:: SOURCE DATA

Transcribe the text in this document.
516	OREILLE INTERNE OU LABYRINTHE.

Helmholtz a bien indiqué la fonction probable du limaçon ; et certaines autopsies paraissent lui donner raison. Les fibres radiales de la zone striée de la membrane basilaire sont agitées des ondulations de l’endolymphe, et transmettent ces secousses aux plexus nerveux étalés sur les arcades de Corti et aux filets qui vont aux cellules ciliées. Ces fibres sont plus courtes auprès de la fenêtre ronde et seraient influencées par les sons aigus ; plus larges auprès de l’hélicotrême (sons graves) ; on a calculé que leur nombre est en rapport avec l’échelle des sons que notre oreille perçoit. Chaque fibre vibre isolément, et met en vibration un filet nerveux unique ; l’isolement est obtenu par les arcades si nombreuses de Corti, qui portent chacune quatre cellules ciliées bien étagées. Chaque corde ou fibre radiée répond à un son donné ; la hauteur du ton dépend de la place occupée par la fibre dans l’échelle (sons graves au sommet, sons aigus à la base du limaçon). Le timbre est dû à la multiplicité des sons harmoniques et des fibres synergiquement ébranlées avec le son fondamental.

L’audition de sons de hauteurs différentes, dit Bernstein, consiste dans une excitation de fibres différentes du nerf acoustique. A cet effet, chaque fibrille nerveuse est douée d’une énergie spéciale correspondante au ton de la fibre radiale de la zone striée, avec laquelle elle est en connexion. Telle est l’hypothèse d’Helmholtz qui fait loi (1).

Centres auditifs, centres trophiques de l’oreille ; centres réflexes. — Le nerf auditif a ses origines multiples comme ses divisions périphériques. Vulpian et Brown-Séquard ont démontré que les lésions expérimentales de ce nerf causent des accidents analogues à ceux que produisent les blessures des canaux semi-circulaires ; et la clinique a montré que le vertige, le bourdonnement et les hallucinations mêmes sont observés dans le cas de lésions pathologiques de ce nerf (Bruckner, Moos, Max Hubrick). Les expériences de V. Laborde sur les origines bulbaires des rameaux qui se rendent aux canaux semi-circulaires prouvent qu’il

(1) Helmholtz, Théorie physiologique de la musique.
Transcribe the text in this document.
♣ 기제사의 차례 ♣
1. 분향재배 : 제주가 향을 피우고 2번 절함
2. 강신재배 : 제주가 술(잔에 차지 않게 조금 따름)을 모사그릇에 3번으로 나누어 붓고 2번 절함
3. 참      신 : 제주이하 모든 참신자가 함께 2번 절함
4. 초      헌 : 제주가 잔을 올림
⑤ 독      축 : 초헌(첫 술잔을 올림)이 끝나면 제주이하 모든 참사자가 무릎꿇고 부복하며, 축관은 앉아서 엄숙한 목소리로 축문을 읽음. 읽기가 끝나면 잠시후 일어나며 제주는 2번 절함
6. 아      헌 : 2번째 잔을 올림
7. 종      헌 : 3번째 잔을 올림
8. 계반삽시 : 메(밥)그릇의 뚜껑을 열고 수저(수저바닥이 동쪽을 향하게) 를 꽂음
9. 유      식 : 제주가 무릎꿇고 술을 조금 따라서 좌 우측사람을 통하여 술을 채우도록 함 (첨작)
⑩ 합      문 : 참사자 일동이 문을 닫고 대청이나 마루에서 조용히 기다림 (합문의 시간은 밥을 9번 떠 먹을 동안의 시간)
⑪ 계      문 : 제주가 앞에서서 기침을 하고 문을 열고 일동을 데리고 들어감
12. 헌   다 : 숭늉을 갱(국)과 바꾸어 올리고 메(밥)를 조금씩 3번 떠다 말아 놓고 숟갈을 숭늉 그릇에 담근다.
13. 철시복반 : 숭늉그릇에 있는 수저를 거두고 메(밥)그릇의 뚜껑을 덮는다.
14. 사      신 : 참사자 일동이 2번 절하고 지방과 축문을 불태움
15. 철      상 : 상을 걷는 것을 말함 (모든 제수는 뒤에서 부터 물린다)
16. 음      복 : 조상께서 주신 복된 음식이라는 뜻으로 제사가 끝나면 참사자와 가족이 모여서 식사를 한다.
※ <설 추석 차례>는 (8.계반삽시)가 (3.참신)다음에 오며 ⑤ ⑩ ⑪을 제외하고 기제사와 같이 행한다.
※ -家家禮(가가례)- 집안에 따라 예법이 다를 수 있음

::::

● **EXERCISE DIRECTIONS**
Every line containing the string "제주이하" must be listed.

● **THE REPLY**
3. 참      신 : 제주이하 모든 참신자가 함께 2번 절함
⑤ 독      축 : 초헌(첫 술잔을 올림)이 끝나면 제주이하 모든 참사자가 무릎꿇고 부복하며, 축관은 앉아서 엄숙한 목소리로 축문을 읽음. 읽기가 끝나면 잠시후 일어나며 제주는 2번 절함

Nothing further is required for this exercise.